## Problem to work on
Find the string "invaluable" in the records. Copy every line it appears in.

## Given entries
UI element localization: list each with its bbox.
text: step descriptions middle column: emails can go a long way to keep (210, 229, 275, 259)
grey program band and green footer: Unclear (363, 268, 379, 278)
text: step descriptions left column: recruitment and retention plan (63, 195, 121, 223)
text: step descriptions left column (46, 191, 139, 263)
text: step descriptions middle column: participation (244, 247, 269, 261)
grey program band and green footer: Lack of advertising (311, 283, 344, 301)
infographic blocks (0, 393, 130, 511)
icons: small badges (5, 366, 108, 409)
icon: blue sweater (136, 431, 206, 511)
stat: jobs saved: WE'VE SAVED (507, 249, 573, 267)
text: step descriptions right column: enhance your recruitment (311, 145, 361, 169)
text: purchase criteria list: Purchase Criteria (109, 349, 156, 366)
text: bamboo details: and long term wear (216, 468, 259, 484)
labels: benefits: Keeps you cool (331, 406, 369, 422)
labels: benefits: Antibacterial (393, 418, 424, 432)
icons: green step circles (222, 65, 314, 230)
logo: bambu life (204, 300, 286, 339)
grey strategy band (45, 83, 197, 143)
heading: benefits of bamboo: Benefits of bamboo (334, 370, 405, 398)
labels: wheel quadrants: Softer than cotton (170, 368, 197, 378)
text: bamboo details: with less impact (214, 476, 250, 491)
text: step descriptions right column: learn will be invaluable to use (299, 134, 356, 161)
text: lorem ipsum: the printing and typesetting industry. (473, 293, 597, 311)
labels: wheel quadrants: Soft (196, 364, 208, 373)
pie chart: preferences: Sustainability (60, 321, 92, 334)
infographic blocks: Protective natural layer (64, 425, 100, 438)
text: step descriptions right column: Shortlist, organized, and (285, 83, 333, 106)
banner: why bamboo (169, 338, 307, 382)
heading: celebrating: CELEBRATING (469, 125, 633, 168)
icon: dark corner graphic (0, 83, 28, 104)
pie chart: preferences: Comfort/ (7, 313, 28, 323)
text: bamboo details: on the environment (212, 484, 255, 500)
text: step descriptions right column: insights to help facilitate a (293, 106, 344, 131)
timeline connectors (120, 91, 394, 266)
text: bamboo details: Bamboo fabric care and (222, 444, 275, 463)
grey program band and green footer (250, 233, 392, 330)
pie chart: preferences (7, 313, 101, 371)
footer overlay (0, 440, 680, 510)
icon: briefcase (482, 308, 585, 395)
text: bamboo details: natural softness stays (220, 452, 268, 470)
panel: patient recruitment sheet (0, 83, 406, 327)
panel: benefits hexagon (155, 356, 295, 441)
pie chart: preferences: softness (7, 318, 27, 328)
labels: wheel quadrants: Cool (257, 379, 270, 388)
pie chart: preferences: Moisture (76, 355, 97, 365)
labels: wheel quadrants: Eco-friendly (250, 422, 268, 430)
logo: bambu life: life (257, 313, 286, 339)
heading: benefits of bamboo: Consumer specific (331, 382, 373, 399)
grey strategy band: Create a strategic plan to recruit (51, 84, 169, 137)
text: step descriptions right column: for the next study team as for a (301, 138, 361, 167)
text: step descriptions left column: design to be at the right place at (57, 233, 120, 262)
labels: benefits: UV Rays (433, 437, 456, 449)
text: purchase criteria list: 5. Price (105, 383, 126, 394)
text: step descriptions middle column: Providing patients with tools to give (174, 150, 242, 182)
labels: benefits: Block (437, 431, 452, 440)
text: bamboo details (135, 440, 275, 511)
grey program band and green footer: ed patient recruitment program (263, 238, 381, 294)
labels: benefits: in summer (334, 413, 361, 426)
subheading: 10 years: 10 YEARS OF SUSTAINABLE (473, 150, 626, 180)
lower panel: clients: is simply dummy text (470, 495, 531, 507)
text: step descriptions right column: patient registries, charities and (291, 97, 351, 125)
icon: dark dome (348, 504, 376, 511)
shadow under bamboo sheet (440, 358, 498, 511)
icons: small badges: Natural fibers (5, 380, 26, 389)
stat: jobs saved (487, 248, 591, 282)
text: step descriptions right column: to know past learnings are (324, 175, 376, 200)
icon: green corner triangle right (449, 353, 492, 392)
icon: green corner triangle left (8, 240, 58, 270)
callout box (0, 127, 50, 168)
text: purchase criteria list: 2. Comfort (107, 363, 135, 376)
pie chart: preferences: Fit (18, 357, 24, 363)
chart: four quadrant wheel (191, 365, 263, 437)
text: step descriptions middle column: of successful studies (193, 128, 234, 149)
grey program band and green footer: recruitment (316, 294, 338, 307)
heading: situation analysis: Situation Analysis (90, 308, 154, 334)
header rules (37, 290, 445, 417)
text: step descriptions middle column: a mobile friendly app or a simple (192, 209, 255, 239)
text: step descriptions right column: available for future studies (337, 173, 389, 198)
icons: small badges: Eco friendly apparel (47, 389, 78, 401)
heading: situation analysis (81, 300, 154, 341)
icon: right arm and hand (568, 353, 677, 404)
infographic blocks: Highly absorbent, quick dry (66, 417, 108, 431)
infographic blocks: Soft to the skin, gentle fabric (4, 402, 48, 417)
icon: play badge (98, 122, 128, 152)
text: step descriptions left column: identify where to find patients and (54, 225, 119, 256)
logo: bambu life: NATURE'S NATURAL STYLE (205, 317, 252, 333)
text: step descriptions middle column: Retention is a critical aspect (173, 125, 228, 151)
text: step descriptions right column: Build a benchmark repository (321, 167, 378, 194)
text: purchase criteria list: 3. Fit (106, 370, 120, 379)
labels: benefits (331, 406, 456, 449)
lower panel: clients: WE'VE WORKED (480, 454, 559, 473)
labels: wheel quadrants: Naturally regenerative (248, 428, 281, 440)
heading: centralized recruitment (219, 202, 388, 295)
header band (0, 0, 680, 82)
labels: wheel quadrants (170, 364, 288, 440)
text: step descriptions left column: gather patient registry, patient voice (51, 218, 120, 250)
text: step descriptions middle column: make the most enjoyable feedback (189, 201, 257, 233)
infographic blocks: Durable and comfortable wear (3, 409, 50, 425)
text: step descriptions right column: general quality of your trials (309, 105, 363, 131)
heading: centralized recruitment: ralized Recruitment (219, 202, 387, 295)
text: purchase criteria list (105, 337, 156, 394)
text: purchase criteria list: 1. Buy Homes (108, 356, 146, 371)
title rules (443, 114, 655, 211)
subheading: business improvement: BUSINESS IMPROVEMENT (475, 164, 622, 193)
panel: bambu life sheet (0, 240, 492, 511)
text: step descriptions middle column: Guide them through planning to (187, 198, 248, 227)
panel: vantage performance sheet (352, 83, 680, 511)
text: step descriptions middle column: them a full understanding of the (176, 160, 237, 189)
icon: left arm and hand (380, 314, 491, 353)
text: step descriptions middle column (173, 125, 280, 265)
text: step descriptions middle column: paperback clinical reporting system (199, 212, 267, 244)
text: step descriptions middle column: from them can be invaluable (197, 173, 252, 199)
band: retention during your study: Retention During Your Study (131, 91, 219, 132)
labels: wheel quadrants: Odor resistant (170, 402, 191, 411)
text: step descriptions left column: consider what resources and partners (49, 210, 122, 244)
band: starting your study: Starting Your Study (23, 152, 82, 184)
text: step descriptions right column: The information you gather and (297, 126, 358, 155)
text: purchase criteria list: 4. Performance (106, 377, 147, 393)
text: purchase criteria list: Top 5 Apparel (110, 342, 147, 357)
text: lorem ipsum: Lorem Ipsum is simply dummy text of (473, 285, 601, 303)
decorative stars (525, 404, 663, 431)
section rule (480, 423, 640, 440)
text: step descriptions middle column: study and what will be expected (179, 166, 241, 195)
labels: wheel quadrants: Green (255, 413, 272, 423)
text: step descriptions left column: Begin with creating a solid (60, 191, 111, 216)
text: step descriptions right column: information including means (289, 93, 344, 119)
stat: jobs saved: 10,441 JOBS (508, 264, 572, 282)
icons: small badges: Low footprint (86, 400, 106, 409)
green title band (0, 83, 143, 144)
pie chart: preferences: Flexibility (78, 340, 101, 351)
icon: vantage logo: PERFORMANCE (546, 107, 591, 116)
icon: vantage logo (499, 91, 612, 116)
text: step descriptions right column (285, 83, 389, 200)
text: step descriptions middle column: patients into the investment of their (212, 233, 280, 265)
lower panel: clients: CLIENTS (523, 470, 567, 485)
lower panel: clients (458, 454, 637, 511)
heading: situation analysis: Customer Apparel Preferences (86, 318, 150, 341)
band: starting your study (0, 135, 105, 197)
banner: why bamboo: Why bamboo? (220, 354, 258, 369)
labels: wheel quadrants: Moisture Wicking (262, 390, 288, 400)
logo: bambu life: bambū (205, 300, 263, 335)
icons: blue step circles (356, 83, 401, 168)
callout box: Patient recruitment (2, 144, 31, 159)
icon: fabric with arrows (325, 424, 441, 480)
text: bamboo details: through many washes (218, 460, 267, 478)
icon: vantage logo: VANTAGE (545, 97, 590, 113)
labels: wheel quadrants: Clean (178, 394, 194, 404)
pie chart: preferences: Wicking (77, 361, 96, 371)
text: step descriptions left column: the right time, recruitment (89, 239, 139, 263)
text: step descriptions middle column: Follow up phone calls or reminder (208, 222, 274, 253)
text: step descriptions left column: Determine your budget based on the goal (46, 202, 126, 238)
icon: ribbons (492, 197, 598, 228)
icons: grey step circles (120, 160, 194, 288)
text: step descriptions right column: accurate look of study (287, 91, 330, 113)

## Result of the task
text: step descriptions right column: learn will be invaluable to use (299, 134, 356, 161)
text: step descriptions middle column: from them can be invaluable (197, 173, 252, 199)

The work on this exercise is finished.